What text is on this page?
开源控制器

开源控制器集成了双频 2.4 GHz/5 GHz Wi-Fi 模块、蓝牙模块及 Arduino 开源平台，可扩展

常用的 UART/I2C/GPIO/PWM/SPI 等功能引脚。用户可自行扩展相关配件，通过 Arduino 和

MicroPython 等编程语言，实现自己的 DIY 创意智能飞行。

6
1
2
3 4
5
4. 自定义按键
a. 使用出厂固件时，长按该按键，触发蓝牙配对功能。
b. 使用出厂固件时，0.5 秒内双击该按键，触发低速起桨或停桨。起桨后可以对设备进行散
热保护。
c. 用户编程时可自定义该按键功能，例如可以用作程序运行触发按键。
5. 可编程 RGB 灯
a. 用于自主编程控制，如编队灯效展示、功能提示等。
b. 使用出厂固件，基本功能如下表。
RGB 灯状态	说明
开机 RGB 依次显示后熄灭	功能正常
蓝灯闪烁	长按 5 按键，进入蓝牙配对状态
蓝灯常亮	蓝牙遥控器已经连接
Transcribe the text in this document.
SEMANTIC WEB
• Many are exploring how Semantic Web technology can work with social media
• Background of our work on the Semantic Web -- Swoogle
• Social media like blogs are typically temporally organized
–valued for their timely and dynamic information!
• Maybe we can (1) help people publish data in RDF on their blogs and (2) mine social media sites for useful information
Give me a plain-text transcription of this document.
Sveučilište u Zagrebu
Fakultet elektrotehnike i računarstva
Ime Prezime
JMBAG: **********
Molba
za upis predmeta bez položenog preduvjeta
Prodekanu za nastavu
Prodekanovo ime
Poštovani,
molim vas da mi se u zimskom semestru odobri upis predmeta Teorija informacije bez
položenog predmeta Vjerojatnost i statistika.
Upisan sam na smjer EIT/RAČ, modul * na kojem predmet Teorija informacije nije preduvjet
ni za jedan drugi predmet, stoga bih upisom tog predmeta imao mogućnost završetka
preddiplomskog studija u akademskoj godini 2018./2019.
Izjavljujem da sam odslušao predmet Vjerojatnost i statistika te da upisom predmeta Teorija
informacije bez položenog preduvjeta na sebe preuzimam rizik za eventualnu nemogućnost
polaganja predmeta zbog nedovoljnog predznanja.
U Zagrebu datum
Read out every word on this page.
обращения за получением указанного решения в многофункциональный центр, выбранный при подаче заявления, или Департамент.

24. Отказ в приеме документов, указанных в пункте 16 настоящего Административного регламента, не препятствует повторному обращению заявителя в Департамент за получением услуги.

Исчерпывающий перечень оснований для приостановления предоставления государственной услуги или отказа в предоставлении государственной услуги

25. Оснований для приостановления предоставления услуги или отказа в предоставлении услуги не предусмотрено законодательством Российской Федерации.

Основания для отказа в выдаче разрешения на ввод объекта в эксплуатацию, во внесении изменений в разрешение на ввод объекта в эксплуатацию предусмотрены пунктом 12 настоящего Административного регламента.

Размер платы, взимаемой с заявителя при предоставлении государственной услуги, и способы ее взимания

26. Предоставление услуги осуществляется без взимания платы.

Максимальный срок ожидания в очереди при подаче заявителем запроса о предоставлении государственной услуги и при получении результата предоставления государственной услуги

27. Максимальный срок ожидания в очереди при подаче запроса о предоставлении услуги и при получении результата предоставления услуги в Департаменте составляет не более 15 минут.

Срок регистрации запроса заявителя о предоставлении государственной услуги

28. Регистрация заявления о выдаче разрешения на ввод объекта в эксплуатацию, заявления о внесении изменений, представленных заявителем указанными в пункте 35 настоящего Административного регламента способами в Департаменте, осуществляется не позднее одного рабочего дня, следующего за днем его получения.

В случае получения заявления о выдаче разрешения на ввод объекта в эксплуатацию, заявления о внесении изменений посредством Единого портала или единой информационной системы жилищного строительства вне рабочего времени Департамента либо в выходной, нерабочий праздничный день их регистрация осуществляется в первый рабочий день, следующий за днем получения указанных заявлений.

- [OBJECTIVE]:
Copy the material above verbatim.

- [SOLUTION TO THIS TASK]:
What text is on this page?
开源控制器

开源控制器集成了双频 2.4 GHz/5 GHz Wi-Fi 模块、蓝牙模块及 Arduino 开源平台，可扩展

常用的 UART/I2C/GPIO/PWM/SPI 等功能引脚。用户可自行扩展相关配件，通过 Arduino 和

MicroPython 等编程语言，实现自己的 DIY 创意智能飞行。

6
1
2
3 4
5
4. 自定义按键
a. 使用出厂固件时，长按该按键，触发蓝牙配对功能。
b. 使用出厂固件时，0.5 秒内双击该按键，触发低速起桨或停桨。起桨后可以对设备进行散
热保护。
c. 用户编程时可自定义该按键功能，例如可以用作程序运行触发按键。
5. 可编程 RGB 灯
a. 用于自主编程控制，如编队灯效展示、功能提示等。
b. 使用出厂固件，基本功能如下表。
RGB 灯状态	说明
开机 RGB 依次显示后熄灭	功能正常
蓝灯闪烁	长按 5 按键，进入蓝牙配对状态
蓝灯常亮	蓝牙遥控器已经连接
Transcribe the text in this document.
SEMANTIC WEB
• Many are exploring how Semantic Web technology can work with social media
• Background of our work on the Semantic Web -- Swoogle
• Social media like blogs are typically temporally organized
–valued for their timely and dynamic information!
• Maybe we can (1) help people publish data in RDF on their blogs and (2) mine social media sites for useful information
Give me a plain-text transcription of this document.
Sveučilište u Zagrebu
Fakultet elektrotehnike i računarstva
Ime Prezime
JMBAG: **********
Molba
za upis predmeta bez položenog preduvjeta
Prodekanu za nastavu
Prodekanovo ime
Poštovani,
molim vas da mi se u zimskom semestru odobri upis predmeta Teorija informacije bez
položenog predmeta Vjerojatnost i statistika.
Upisan sam na smjer EIT/RAČ, modul * na kojem predmet Teorija informacije nije preduvjet
ni za jedan drugi predmet, stoga bih upisom tog predmeta imao mogućnost završetka
preddiplomskog studija u akademskoj godini 2018./2019.
Izjavljujem da sam odslušao predmet Vjerojatnost i statistika te da upisom predmeta Teorija
informacije bez položenog preduvjeta na sebe preuzimam rizik za eventualnu nemogućnost
polaganja predmeta zbog nedovoljnog predznanja.
U Zagrebu datum
Read out every word on this page.
обращения за получением указанного решения в многофункциональный центр, выбранный при подаче заявления, или Департамент.

24. Отказ в приеме документов, указанных в пункте 16 настоящего Административного регламента, не препятствует повторному обращению заявителя в Департамент за получением услуги.

Исчерпывающий перечень оснований для приостановления предоставления государственной услуги или отказа в предоставлении государственной услуги

25. Оснований для приостановления предоставления услуги или отказа в предоставлении услуги не предусмотрено законодательством Российской Федерации.

Основания для отказа в выдаче разрешения на ввод объекта в эксплуатацию, во внесении изменений в разрешение на ввод объекта в эксплуатацию предусмотрены пунктом 12 настоящего Административного регламента.

Размер платы, взимаемой с заявителя при предоставлении государственной услуги, и способы ее взимания

26. Предоставление услуги осуществляется без взимания платы.

Максимальный срок ожидания в очереди при подаче заявителем запроса о предоставлении государственной услуги и при получении результата предоставления государственной услуги

27. Максимальный срок ожидания в очереди при подаче запроса о предоставлении услуги и при получении результата предоставления услуги в Департаменте составляет не более 15 минут.

Срок регистрации запроса заявителя о предоставлении государственной услуги

28. Регистрация заявления о выдаче разрешения на ввод объекта в эксплуатацию, заявления о внесении изменений, представленных заявителем указанными в пункте 35 настоящего Административного регламента способами в Департаменте, осуществляется не позднее одного рабочего дня, следующего за днем его получения.

В случае получения заявления о выдаче разрешения на ввод объекта в эксплуатацию, заявления о внесении изменений посредством Единого портала или единой информационной системы жилищного строительства вне рабочего времени Департамента либо в выходной, нерабочий праздничный день их регистрация осуществляется в первый рабочий день, следующий за днем получения указанных заявлений.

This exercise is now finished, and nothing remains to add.